*** Text block

# Exercise needs compared to labs



## sgarelick

Hi all,

My family has been thinking about getting a Vizsla puppy sometime this summer/fall. We had a Chocolate Lab for 14.5 years who we had to put down in March of this year. The question I have is how close are the exercise requirements between a Vizsla and a Lab? Is someone who has had labs going to be "shocked" if they get a Vizsla or are the exercise requirements in line for both breeds.

Thanks in advance for your answers.

--Steve


----------



## Linescreamer

If you hunt a lab you'll be fine with a V. On the other hand, they are twice as fast and need to run at least 3 times a week or they will drive you nuts!


----------



## kellygh

In our experience with both breeds (albeit currently on our 1st V), is ideally both should be exercised & stimulated; however, in the event that something (life) comes up taking priority over dog exercise/contact, the lab tolerates it better. What I mean by that is the V has more exuberant energy & exercise is a must to prevent unwanted behaviors. Labs will chew & become destructive too, but my experience has been that it is easier to stimulate them/work it out without feeling it necessary to put on my rain gear, middle of winter, 10-11pm, winds blowing, wanting to sleep or relax with a glass of wine, but instead are taking the beloved redhead for another off leash romp  Your family will do fine with a V after having Labs. Their needs are similar in many ways, but I do also think the V is a softer breed. Best wishes.


----------



## Linescreamer

Lol. Rain gear 11pm. ;D I was out at 2am this morning!


----------



## redbirddog

Vizslas are not a dog. They are a lifestyle.

They need to have a purpose besides being a "pet."

The books "Merle's Door and A Dog's Purpose" are both books I would recommend before you get a dog like a Vizsla.

If you are not ready for a dog that really expects you to focus on them, get a lower energy dog like a lab. 

A Vizsla is not for everyone. Hang out with some before before you make this choice. Labs are much easier IMO!

Blunt enough?

Rod
http://redbirddog. blogspot.com


----------



## datacan

Labs get heavy and fat, and lethargic. I see them misused and under-exercised all the time. 

The Viszla is a, gorgeous, loyal, energetic[/color] dog of noble origins and a history to match.

If U consider a Viszla vs a Lab a female Viszla might be an easier choice, the males are at times exuberant and sometimes headstrong. 
These dogs are not for everyone and will change your life.

We only got our V for 2 months now and our life has taken a dramatic turn. No turning back now!


----------



## sgarelick

Thanks for all the feedback. I've been doing a ton of research and am pretty sure that we've decided on a V. Does anyone know if there are any breeders in the Maryland/Northern Virginia area?


----------



## mswhipple

It's my understanding that there is a pretty active Vizsla Club based in the Rockville, Maryland area. You could "Google" it.

Vizslas do need quite a bit of exercise, and also a job. My boy Willie is basically a pet, BUT he does have a job, which is to keep his large fenced yard clear of intruders such as squirrels, chipmunks, rabbits, and birds. He takes this job very seriously, and he works hard at it every day! He seems to be quite happy about going to work, and he leads a joyful, playful indoor life as well.


----------

******
*** Data records

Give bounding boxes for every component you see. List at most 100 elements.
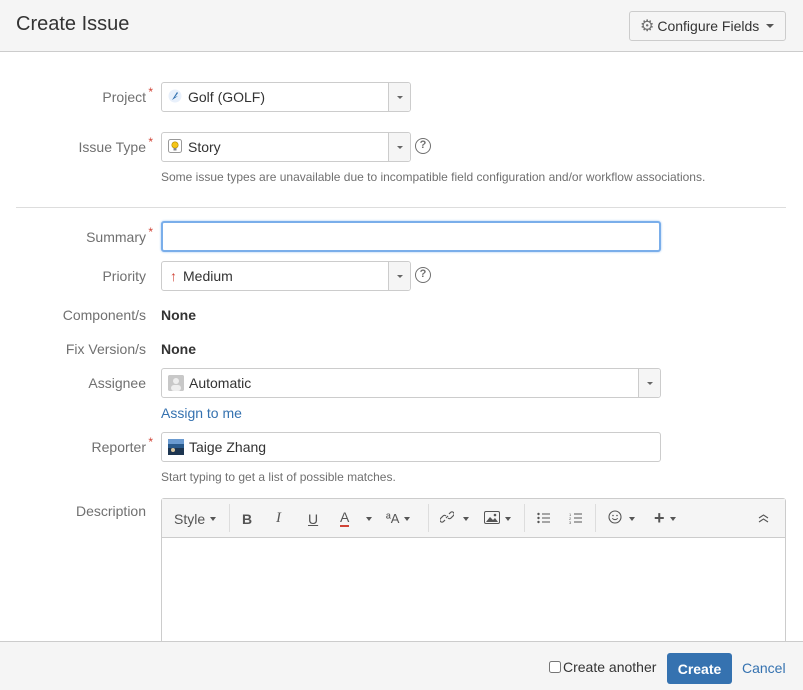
link-button[interactable] <box>439 499 469 538</box>
issue-type-label-text: Issue Type <box>78 139 146 155</box>
image-icon <box>484 510 500 527</box>
assign-to-me-link[interactable]: Assign to me <box>161 405 242 421</box>
issue-type-label: Issue Type * <box>0 135 153 155</box>
bullet-list-icon <box>537 511 551 527</box>
default-avatar-icon <box>168 375 184 391</box>
issue-type-dropdown-toggle[interactable] <box>388 133 410 161</box>
bold-icon: B <box>242 510 253 527</box>
required-marker: * <box>148 225 153 239</box>
text-color-dropdown[interactable] <box>361 499 372 538</box>
priority-value: Medium <box>183 268 233 284</box>
toolbar-separator <box>524 504 525 532</box>
cancel-link[interactable]: Cancel <box>742 660 786 676</box>
assignee-select[interactable]: Automatic <box>161 368 661 398</box>
description-label: Description <box>75 503 146 519</box>
reporter-avatar <box>168 439 184 455</box>
more-formatting-button[interactable]: ªA <box>386 499 411 538</box>
dialog-header: Create Issue ⚙ Configure Fields <box>0 0 803 52</box>
editor-toolbar: Style B I U A ªA 1 2 3 + <box>162 499 785 538</box>
image-button[interactable] <box>484 499 511 538</box>
text-color-icon: A <box>340 509 350 527</box>
summary-input[interactable] <box>161 221 661 252</box>
chevron-down-icon <box>463 516 469 521</box>
emoticon-button[interactable] <box>608 499 635 538</box>
issue-type-value: Story <box>188 139 221 155</box>
help-icon[interactable]: ? <box>415 138 431 154</box>
required-marker: * <box>148 135 153 149</box>
create-button[interactable]: Create <box>667 653 732 684</box>
style-dropdown[interactable]: Style <box>174 499 217 538</box>
create-another-checkbox[interactable] <box>549 661 561 673</box>
summary-label-text: Summary <box>86 229 146 245</box>
toolbar-separator <box>229 504 230 532</box>
description-editor[interactable]: Style B I U A ªA 1 2 3 + <box>161 498 786 658</box>
more-formatting-icon: ªA <box>386 511 400 526</box>
gear-icon: ⚙ <box>640 18 655 35</box>
bold-button[interactable]: B <box>242 499 252 538</box>
chevron-down-icon <box>396 95 403 99</box>
reporter-label-text: Reporter <box>91 439 146 455</box>
italic-button[interactable]: I <box>276 499 281 538</box>
fix-versions-value: None <box>161 341 196 357</box>
reporter-label: Reporter * <box>0 435 153 455</box>
issue-type-select[interactable]: Story <box>161 132 411 162</box>
priority-dropdown-toggle[interactable] <box>388 262 410 290</box>
required-marker: * <box>148 85 153 99</box>
assignee-dropdown-toggle[interactable] <box>638 369 660 397</box>
chevron-down-icon <box>629 516 635 521</box>
double-chevron-up-icon <box>758 512 769 526</box>
chevron-down-icon <box>505 516 511 521</box>
chevron-down-icon <box>646 381 653 385</box>
text-color-button[interactable]: A <box>340 499 350 538</box>
toolbar-separator <box>595 504 596 532</box>
numbered-list-button[interactable]: 123 <box>569 499 583 538</box>
priority-select[interactable]: ↑ Medium <box>161 261 411 291</box>
section-divider <box>16 207 786 208</box>
reporter-value: Taige Zhang <box>189 439 267 455</box>
insert-more-button[interactable]: + <box>654 499 676 538</box>
configure-fields-label: Configure Fields <box>657 18 760 34</box>
assignee-value: Automatic <box>189 375 252 391</box>
components-value: None <box>161 307 196 323</box>
chevron-down-icon <box>404 516 411 521</box>
svg-text:3: 3 <box>569 520 572 524</box>
assignee-label: Assignee <box>88 375 146 391</box>
project-dropdown-toggle[interactable] <box>388 83 410 111</box>
project-icon <box>168 89 182 106</box>
dialog-title: Create Issue <box>16 13 130 35</box>
italic-icon: I <box>276 510 281 526</box>
chevron-down-icon <box>669 516 676 521</box>
dialog-footer: Create another Create Cancel <box>0 641 803 690</box>
style-label: Style <box>174 510 206 527</box>
smiley-icon <box>608 510 622 527</box>
create-another-label: Create another <box>563 659 657 675</box>
configure-fields-button[interactable]: ⚙ Configure Fields <box>629 11 786 41</box>
reporter-input[interactable]: Taige Zhang <box>161 432 661 462</box>
collapse-toolbar-button[interactable] <box>758 499 769 538</box>
chevron-down-icon <box>396 145 403 149</box>
help-icon[interactable]: ? <box>415 267 431 283</box>
toolbar-separator <box>428 504 429 532</box>
priority-label: Priority <box>102 268 146 284</box>
underline-button[interactable]: U <box>308 499 318 538</box>
create-another-toggle[interactable]: Create another <box>549 659 656 675</box>
arrow-up-icon: ↑ <box>170 268 177 284</box>
fix-versions-label: Fix Version/s <box>65 341 146 357</box>
chevron-down-icon <box>396 274 403 278</box>
story-lightbulb-icon <box>168 138 182 156</box>
summary-label: Summary * <box>0 225 153 245</box>
project-value: Golf (GOLF) <box>188 89 266 105</box>
project-label-text: Project <box>102 89 146 105</box>
chevron-down-icon <box>366 516 372 521</box>
chevron-down-icon <box>766 24 775 28</box>
underline-icon: U <box>308 510 319 527</box>
link-icon <box>439 510 455 527</box>
bullet-list-button[interactable] <box>537 499 551 538</box>
reporter-hint: Start typing to get a list of possible m… <box>161 470 396 484</box>
numbered-list-icon: 123 <box>569 511 583 527</box>
project-select[interactable]: Golf (GOLF) <box>161 82 411 112</box>
description-textarea[interactable] <box>162 538 785 658</box>
components-label: Component/s <box>62 307 146 323</box>
plus-icon: + <box>654 508 665 528</box>
project-label: Project * <box>0 85 153 105</box>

******

Problems to solve ::
1. In the Vizsla and Lab thread, copy the passage from "Blunt enough?" up to and including "all the time.", changing "lethargic" to "sluggish".
2. In the Vizsla and Lab thread, how many years did the first poster's family have their Chocolate Lab?

Solutions in order ::
1.
Blunt enough?

Rod
http://redbirddog. blogspot.com


----------



## datacan

Labs get heavy and fat, and sluggish. I see them misused and under-exercised all the time.

2. 14.5 years